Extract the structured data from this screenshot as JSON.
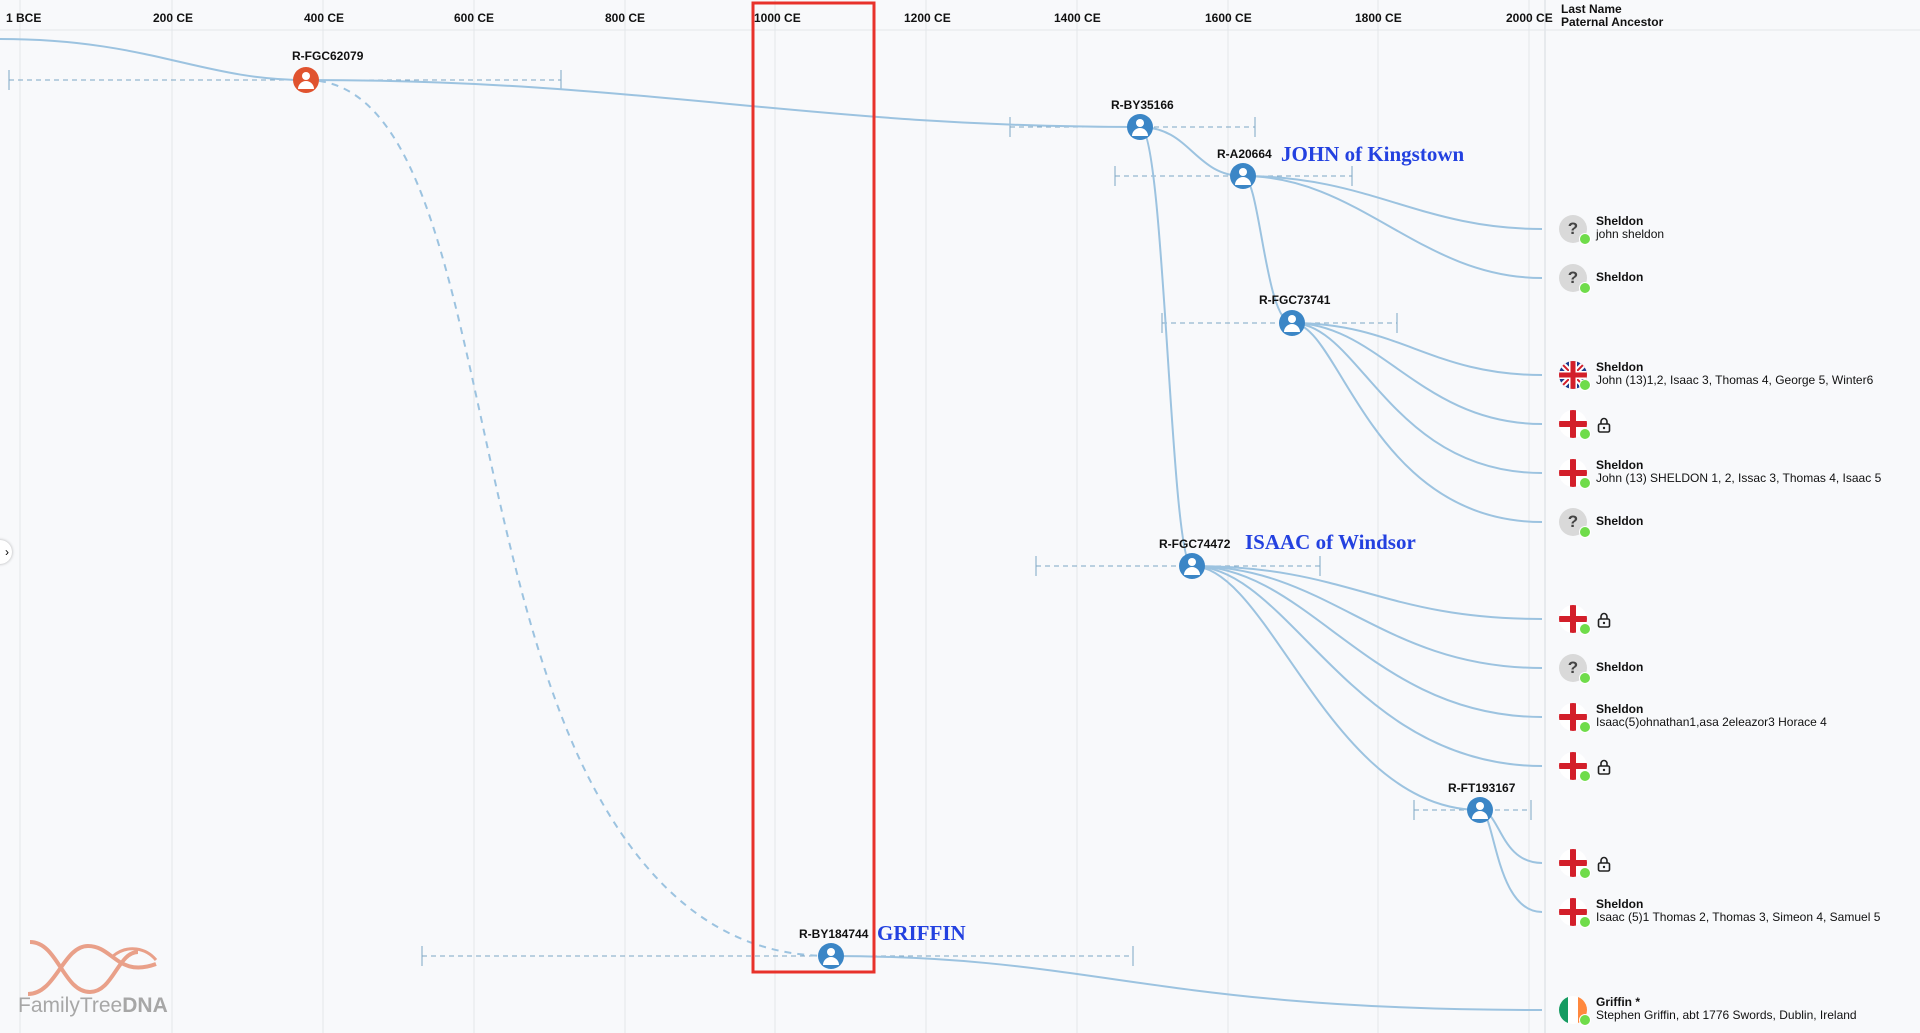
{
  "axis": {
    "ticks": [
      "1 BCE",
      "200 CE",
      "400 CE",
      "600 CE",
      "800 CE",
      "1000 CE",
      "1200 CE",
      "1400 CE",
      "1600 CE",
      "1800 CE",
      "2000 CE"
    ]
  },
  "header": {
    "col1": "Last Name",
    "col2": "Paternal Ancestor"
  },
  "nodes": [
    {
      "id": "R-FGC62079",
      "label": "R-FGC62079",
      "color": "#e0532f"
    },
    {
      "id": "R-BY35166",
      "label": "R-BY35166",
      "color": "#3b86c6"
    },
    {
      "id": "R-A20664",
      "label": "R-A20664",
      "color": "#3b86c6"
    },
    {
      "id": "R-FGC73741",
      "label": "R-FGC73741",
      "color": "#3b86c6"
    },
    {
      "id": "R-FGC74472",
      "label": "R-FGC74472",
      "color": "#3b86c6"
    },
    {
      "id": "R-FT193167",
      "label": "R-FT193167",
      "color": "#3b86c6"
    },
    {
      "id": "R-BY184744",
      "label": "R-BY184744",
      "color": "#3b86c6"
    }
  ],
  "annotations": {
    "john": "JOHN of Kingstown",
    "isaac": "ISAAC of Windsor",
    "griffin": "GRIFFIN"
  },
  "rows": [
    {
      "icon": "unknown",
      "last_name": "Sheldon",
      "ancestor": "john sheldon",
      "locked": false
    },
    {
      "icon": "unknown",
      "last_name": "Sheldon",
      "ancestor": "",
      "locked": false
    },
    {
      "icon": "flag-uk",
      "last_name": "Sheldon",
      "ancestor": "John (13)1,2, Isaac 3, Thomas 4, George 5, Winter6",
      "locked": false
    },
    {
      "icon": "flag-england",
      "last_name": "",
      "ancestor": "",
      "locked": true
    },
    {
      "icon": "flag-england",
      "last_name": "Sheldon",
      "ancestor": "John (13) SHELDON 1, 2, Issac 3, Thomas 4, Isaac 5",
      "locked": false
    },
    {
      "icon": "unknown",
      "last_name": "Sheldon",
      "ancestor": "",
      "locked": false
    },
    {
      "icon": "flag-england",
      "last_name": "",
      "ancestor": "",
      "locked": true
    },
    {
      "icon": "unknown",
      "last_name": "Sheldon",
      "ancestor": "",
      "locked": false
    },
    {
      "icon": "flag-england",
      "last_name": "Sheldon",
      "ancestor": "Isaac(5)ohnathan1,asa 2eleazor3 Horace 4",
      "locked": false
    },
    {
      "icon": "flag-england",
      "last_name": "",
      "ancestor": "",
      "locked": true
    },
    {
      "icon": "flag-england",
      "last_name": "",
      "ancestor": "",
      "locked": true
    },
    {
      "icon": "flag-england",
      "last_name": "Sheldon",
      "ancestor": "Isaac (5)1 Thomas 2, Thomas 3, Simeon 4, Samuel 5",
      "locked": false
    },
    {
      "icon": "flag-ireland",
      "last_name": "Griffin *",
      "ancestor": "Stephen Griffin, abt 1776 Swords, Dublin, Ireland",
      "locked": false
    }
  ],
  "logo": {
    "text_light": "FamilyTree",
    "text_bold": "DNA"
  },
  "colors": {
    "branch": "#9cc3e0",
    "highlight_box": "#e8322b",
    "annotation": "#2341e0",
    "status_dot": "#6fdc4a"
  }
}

Directions: Do not copy the pictures, but repeat every line exactly.

Right answer:
Extract the structured data from this screenshot as JSON.
{
  "axis": {
    "ticks": [
      "1 BCE",
      "200 CE",
      "400 CE",
      "600 CE",
      "800 CE",
      "1000 CE",
      "1200 CE",
      "1400 CE",
      "1600 CE",
      "1800 CE",
      "2000 CE"
    ]
  },
  "header": {
    "col1": "Last Name",
    "col2": "Paternal Ancestor"
  },
  "nodes": [
    {
      "id": "R-FGC62079",
      "label": "R-FGC62079",
      "color": "#e0532f"
    },
    {
      "id": "R-BY35166",
      "label": "R-BY35166",
      "color": "#3b86c6"
    },
    {
      "id": "R-A20664",
      "label": "R-A20664",
      "color": "#3b86c6"
    },
    {
      "id": "R-FGC73741",
      "label": "R-FGC73741",
      "color": "#3b86c6"
    },
    {
      "id": "R-FGC74472",
      "label": "R-FGC74472",
      "color": "#3b86c6"
    },
    {
      "id": "R-FT193167",
      "label": "R-FT193167",
      "color": "#3b86c6"
    },
    {
      "id": "R-BY184744",
      "label": "R-BY184744",
      "color": "#3b86c6"
    }
  ],
  "annotations": {
    "john": "JOHN of Kingstown",
    "isaac": "ISAAC of Windsor",
    "griffin": "GRIFFIN"
  },
  "rows": [
    {
      "icon": "unknown",
      "last_name": "Sheldon",
      "ancestor": "john sheldon",
      "locked": false
    },
    {
      "icon": "unknown",
      "last_name": "Sheldon",
      "ancestor": "",
      "locked": false
    },
    {
      "icon": "flag-uk",
      "last_name": "Sheldon",
      "ancestor": "John (13)1,2, Isaac 3, Thomas 4, George 5, Winter6",
      "locked": false
    },
    {
      "icon": "flag-england",
      "last_name": "",
      "ancestor": "",
      "locked": true
    },
    {
      "icon": "flag-england",
      "last_name": "Sheldon",
      "ancestor": "John (13) SHELDON 1, 2, Issac 3, Thomas 4, Isaac 5",
      "locked": false
    },
    {
      "icon": "unknown",
      "last_name": "Sheldon",
      "ancestor": "",
      "locked": false
    },
    {
      "icon": "flag-england",
      "last_name": "",
      "ancestor": "",
      "locked": true
    },
    {
      "icon": "unknown",
      "last_name": "Sheldon",
      "ancestor": "",
      "locked": false
    },
    {
      "icon": "flag-england",
      "last_name": "Sheldon",
      "ancestor": "Isaac(5)ohnathan1,asa 2eleazor3 Horace 4",
      "locked": false
    },
    {
      "icon": "flag-england",
      "last_name": "",
      "ancestor": "",
      "locked": true
    },
    {
      "icon": "flag-england",
      "last_name": "",
      "ancestor": "",
      "locked": true
    },
    {
      "icon": "flag-england",
      "last_name": "Sheldon",
      "ancestor": "Isaac (5)1 Thomas 2, Thomas 3, Simeon 4, Samuel 5",
      "locked": false
    },
    {
      "icon": "flag-ireland",
      "last_name": "Griffin *",
      "ancestor": "Stephen Griffin, abt 1776 Swords, Dublin, Ireland",
      "locked": false
    }
  ],
  "logo": {
    "text_light": "FamilyTree",
    "text_bold": "DNA"
  },
  "colors": {
    "branch": "#9cc3e0",
    "highlight_box": "#e8322b",
    "annotation": "#2341e0",
    "status_dot": "#6fdc4a"
  }
}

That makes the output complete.